[MATERIAL FOR THIS EXERCISE — start]

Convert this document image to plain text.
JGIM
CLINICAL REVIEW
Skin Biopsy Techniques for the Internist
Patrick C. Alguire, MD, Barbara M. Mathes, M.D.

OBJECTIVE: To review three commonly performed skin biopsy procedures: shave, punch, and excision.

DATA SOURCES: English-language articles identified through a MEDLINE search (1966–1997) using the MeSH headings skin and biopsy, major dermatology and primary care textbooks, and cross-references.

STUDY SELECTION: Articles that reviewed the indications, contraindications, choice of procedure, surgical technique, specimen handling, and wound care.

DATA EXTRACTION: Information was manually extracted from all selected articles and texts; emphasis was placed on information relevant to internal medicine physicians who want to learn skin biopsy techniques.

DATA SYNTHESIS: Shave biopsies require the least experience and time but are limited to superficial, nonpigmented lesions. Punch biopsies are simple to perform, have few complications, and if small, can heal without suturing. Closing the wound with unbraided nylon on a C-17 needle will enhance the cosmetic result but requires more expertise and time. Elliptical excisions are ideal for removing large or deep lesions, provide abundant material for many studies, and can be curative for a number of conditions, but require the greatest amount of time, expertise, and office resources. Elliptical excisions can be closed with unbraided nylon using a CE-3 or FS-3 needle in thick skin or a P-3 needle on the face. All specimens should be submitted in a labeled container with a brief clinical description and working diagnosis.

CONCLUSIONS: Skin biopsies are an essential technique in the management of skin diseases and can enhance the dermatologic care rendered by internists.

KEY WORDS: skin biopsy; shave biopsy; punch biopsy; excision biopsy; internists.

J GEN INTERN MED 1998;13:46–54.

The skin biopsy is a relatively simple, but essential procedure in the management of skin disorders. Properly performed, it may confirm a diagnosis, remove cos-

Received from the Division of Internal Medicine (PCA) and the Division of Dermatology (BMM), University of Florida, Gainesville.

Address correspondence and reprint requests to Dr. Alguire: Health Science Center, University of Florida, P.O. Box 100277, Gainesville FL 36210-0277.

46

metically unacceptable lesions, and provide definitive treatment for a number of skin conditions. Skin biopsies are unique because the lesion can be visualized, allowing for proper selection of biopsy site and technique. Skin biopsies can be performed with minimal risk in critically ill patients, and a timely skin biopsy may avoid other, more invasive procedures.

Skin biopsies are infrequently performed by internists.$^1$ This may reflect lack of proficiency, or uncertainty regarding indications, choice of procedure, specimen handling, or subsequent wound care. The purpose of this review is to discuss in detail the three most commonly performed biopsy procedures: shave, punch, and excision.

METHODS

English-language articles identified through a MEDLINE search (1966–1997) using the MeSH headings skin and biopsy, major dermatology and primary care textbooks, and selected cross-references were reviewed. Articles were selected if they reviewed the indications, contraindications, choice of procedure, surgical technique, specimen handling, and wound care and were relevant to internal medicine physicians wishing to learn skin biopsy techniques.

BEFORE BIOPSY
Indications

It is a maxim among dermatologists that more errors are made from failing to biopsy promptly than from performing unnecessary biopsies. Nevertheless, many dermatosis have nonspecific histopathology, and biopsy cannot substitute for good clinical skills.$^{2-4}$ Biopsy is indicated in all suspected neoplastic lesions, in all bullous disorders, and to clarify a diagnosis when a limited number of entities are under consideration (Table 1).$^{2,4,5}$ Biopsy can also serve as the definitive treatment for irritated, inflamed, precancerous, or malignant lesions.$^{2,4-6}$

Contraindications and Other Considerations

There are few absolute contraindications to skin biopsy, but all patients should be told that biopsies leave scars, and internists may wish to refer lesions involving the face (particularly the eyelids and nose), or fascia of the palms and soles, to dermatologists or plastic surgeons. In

[MATERIAL FOR THIS EXERCISE — finish]

**PROBLEM DETAILS:**
Reproduce the entries exactly as they appear.

**EXERCISE RESULT:**
Convert this document image to plain text.
JGIM
CLINICAL REVIEW
Skin Biopsy Techniques for the Internist
Patrick C. Alguire, MD, Barbara M. Mathes, M.D.

OBJECTIVE: To review three commonly performed skin biopsy procedures: shave, punch, and excision.

DATA SOURCES: English-language articles identified through a MEDLINE search (1966–1997) using the MeSH headings skin and biopsy, major dermatology and primary care textbooks, and cross-references.

STUDY SELECTION: Articles that reviewed the indications, contraindications, choice of procedure, surgical technique, specimen handling, and wound care.

DATA EXTRACTION: Information was manually extracted from all selected articles and texts; emphasis was placed on information relevant to internal medicine physicians who want to learn skin biopsy techniques.

DATA SYNTHESIS: Shave biopsies require the least experience and time but are limited to superficial, nonpigmented lesions. Punch biopsies are simple to perform, have few complications, and if small, can heal without suturing. Closing the wound with unbraided nylon on a C-17 needle will enhance the cosmetic result but requires more expertise and time. Elliptical excisions are ideal for removing large or deep lesions, provide abundant material for many studies, and can be curative for a number of conditions, but require the greatest amount of time, expertise, and office resources. Elliptical excisions can be closed with unbraided nylon using a CE-3 or FS-3 needle in thick skin or a P-3 needle on the face. All specimens should be submitted in a labeled container with a brief clinical description and working diagnosis.

CONCLUSIONS: Skin biopsies are an essential technique in the management of skin diseases and can enhance the dermatologic care rendered by internists.

KEY WORDS: skin biopsy; shave biopsy; punch biopsy; excision biopsy; internists.

J GEN INTERN MED 1998;13:46–54.

The skin biopsy is a relatively simple, but essential procedure in the management of skin disorders. Properly performed, it may confirm a diagnosis, remove cos-

Received from the Division of Internal Medicine (PCA) and the Division of Dermatology (BMM), University of Florida, Gainesville.

Address correspondence and reprint requests to Dr. Alguire: Health Science Center, University of Florida, P.O. Box 100277, Gainesville FL 36210-0277.

46

metically unacceptable lesions, and provide definitive treatment for a number of skin conditions. Skin biopsies are unique because the lesion can be visualized, allowing for proper selection of biopsy site and technique. Skin biopsies can be performed with minimal risk in critically ill patients, and a timely skin biopsy may avoid other, more invasive procedures.

Skin biopsies are infrequently performed by internists.$^1$ This may reflect lack of proficiency, or uncertainty regarding indications, choice of procedure, specimen handling, or subsequent wound care. The purpose of this review is to discuss in detail the three most commonly performed biopsy procedures: shave, punch, and excision.

METHODS

English-language articles identified through a MEDLINE search (1966–1997) using the MeSH headings skin and biopsy, major dermatology and primary care textbooks, and selected cross-references were reviewed. Articles were selected if they reviewed the indications, contraindications, choice of procedure, surgical technique, specimen handling, and wound care and were relevant to internal medicine physicians wishing to learn skin biopsy techniques.

BEFORE BIOPSY
Indications

It is a maxim among dermatologists that more errors are made from failing to biopsy promptly than from performing unnecessary biopsies. Nevertheless, many dermatosis have nonspecific histopathology, and biopsy cannot substitute for good clinical skills.$^{2-4}$ Biopsy is indicated in all suspected neoplastic lesions, in all bullous disorders, and to clarify a diagnosis when a limited number of entities are under consideration (Table 1).$^{2,4,5}$ Biopsy can also serve as the definitive treatment for irritated, inflamed, precancerous, or malignant lesions.$^{2,4-6}$

Contraindications and Other Considerations

There are few absolute contraindications to skin biopsy, but all patients should be told that biopsies leave scars, and internists may wish to refer lesions involving the face (particularly the eyelids and nose), or fascia of the palms and soles, to dermatologists or plastic surgeons. In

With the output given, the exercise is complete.